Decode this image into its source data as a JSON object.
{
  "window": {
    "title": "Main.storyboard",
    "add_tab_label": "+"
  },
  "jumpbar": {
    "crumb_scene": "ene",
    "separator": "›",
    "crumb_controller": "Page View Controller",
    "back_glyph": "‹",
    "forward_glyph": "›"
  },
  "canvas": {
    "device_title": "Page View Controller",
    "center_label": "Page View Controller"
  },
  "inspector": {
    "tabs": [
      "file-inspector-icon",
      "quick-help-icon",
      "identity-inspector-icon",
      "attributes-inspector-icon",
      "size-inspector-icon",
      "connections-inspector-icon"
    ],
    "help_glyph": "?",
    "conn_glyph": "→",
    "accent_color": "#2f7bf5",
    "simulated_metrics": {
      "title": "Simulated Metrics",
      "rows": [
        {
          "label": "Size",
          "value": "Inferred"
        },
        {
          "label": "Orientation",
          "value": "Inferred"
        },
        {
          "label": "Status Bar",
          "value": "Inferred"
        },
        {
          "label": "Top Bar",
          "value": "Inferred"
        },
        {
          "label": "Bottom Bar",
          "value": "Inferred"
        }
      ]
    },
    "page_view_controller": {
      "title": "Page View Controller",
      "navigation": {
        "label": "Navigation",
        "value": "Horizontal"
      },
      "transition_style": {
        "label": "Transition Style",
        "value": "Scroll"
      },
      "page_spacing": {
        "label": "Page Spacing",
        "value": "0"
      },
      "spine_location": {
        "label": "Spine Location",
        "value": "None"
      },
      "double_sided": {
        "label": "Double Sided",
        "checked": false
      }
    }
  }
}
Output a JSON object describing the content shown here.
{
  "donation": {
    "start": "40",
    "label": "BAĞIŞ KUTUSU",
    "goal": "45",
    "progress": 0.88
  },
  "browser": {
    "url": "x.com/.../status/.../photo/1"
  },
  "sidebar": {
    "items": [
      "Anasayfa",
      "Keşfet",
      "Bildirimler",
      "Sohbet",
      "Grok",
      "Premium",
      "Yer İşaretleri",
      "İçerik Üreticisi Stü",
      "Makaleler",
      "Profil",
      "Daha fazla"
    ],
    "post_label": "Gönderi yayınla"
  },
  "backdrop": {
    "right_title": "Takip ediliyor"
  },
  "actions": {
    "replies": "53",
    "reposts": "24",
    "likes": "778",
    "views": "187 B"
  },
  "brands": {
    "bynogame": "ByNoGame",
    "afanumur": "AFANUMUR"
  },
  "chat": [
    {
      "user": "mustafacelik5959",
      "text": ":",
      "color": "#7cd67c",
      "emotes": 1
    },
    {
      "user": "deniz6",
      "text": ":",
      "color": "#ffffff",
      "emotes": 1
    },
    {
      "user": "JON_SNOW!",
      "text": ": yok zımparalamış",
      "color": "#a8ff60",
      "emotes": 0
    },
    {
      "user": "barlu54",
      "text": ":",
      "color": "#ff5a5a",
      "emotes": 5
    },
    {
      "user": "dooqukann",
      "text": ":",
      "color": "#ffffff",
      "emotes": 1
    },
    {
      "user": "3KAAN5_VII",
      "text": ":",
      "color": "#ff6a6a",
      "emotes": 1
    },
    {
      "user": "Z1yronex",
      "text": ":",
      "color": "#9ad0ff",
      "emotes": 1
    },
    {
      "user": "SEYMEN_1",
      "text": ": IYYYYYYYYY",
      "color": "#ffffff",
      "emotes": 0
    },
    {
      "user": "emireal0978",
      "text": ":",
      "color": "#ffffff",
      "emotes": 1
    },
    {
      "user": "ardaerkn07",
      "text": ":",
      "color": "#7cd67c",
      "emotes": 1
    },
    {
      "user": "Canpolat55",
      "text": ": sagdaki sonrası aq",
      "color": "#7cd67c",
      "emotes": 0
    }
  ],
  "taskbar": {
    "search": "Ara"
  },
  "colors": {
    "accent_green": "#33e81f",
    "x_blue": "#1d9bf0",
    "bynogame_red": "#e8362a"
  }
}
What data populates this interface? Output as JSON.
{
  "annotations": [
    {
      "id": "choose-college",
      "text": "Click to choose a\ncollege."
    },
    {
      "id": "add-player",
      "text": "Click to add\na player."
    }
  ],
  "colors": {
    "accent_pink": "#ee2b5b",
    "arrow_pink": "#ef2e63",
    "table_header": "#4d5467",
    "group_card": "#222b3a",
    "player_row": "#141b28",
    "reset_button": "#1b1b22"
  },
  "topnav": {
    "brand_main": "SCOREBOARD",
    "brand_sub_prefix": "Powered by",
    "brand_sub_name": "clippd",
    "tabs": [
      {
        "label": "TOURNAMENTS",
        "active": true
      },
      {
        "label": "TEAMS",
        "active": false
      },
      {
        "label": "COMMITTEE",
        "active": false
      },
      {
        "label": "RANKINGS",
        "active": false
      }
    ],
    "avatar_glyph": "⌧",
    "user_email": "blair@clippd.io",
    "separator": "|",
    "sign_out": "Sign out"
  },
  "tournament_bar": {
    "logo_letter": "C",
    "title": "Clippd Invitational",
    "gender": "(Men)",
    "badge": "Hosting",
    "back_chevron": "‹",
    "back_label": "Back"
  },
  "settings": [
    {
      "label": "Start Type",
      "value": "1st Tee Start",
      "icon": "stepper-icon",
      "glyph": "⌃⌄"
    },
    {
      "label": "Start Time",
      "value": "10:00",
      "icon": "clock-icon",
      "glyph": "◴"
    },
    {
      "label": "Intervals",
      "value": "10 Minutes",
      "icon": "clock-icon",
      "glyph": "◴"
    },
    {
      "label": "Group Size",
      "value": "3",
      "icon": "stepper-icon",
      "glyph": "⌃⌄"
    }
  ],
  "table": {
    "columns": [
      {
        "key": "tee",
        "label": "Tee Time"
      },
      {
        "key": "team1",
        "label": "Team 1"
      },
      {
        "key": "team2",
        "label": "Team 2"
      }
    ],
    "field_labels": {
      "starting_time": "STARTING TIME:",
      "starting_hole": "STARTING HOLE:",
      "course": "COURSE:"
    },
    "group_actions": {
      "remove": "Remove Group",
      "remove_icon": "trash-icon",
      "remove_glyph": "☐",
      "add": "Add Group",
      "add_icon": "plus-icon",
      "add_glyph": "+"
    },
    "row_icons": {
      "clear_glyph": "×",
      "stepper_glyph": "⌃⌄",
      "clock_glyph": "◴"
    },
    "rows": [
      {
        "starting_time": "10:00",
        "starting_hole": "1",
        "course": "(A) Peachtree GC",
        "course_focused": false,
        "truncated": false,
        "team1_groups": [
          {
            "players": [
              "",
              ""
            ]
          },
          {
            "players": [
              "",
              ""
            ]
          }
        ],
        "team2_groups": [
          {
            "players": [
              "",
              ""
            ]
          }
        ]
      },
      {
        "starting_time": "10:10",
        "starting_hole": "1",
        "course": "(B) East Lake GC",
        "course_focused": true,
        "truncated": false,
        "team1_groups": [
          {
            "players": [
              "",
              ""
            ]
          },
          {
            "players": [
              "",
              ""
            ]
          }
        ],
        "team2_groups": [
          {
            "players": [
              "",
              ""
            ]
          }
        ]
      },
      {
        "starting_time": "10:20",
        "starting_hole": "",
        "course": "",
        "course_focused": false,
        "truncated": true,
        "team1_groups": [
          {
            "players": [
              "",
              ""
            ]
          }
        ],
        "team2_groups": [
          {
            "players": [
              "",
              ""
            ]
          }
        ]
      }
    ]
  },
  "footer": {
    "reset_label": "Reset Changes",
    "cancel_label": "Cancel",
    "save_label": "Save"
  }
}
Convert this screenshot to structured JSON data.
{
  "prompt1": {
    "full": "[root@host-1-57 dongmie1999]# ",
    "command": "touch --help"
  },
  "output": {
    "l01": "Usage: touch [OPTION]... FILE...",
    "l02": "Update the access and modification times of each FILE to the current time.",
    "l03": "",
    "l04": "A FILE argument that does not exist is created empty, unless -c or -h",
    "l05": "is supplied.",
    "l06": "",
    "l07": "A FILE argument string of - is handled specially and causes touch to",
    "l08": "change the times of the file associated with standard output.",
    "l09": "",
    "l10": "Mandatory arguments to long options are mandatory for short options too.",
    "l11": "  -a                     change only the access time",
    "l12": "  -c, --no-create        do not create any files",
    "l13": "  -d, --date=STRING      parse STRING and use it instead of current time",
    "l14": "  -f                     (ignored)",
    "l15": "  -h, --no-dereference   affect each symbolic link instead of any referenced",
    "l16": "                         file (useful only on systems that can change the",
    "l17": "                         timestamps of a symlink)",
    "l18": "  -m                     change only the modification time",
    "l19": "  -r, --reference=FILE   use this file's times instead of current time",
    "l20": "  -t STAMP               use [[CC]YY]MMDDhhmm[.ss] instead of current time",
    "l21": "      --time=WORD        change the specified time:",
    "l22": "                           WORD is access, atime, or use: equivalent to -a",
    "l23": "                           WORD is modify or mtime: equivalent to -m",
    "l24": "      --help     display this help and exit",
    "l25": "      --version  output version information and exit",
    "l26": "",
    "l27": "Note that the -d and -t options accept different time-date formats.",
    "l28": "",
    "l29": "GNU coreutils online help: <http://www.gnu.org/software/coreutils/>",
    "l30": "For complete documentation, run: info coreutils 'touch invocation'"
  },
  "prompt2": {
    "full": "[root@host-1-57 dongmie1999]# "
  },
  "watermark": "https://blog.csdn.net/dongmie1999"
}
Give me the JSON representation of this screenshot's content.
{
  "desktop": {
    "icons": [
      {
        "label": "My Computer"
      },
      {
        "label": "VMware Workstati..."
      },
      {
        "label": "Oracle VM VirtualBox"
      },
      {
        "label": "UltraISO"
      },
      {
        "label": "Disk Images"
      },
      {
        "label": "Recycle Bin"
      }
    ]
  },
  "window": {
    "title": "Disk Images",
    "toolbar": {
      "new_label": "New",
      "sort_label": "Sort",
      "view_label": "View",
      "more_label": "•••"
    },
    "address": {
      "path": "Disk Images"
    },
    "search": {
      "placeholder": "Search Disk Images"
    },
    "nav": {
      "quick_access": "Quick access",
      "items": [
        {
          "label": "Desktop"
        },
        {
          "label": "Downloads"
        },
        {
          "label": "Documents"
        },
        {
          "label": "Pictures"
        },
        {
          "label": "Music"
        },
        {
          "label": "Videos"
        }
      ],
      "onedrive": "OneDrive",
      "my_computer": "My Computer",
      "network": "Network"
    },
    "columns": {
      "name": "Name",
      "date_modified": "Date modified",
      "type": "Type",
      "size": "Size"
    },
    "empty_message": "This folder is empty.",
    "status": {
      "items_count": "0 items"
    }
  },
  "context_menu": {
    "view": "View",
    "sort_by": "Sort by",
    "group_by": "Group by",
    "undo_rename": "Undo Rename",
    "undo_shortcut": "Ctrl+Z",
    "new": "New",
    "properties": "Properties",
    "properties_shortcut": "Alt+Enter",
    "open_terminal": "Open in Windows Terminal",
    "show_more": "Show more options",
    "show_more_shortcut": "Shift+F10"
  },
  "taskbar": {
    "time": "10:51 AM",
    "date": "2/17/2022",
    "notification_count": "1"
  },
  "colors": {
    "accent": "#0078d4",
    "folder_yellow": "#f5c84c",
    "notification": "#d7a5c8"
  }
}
_ _ _
Written task
From the line that contains "Give me the" down to the last line of the listing above, repeat each line exactly, and include nothing else.

Expected output
Give me the JSON representation of this screenshot's content.
{
  "desktop": {
    "icons": [
      {
        "label": "My Computer"
      },
      {
        "label": "VMware Workstati..."
      },
      {
        "label": "Oracle VM VirtualBox"
      },
      {
        "label": "UltraISO"
      },
      {
        "label": "Disk Images"
      },
      {
        "label": "Recycle Bin"
      }
    ]
  },
  "window": {
    "title": "Disk Images",
    "toolbar": {
      "new_label": "New",
      "sort_label": "Sort",
      "view_label": "View",
      "more_label": "•••"
    },
    "address": {
      "path": "Disk Images"
    },
    "search": {
      "placeholder": "Search Disk Images"
    },
    "nav": {
      "quick_access": "Quick access",
      "items": [
        {
          "label": "Desktop"
        },
        {
          "label": "Downloads"
        },
        {
          "label": "Documents"
        },
        {
          "label": "Pictures"
        },
        {
          "label": "Music"
        },
        {
          "label": "Videos"
        }
      ],
      "onedrive": "OneDrive",
      "my_computer": "My Computer",
      "network": "Network"
    },
    "columns": {
      "name": "Name",
      "date_modified": "Date modified",
      "type": "Type",
      "size": "Size"
    },
    "empty_message": "This folder is empty.",
    "status": {
      "items_count": "0 items"
    }
  },
  "context_menu": {
    "view": "View",
    "sort_by": "Sort by",
    "group_by": "Group by",
    "undo_rename": "Undo Rename",
    "undo_shortcut": "Ctrl+Z",
    "new": "New",
    "properties": "Properties",
    "properties_shortcut": "Alt+Enter",
    "open_terminal": "Open in Windows Terminal",
    "show_more": "Show more options",
    "show_more_shortcut": "Shift+F10"
  },
  "taskbar": {
    "time": "10:51 AM",
    "date": "2/17/2022",
    "notification_count": "1"
  },
  "colors": {
    "accent": "#0078d4",
    "folder_yellow": "#f5c84c",
    "notification": "#d7a5c8"
  }
}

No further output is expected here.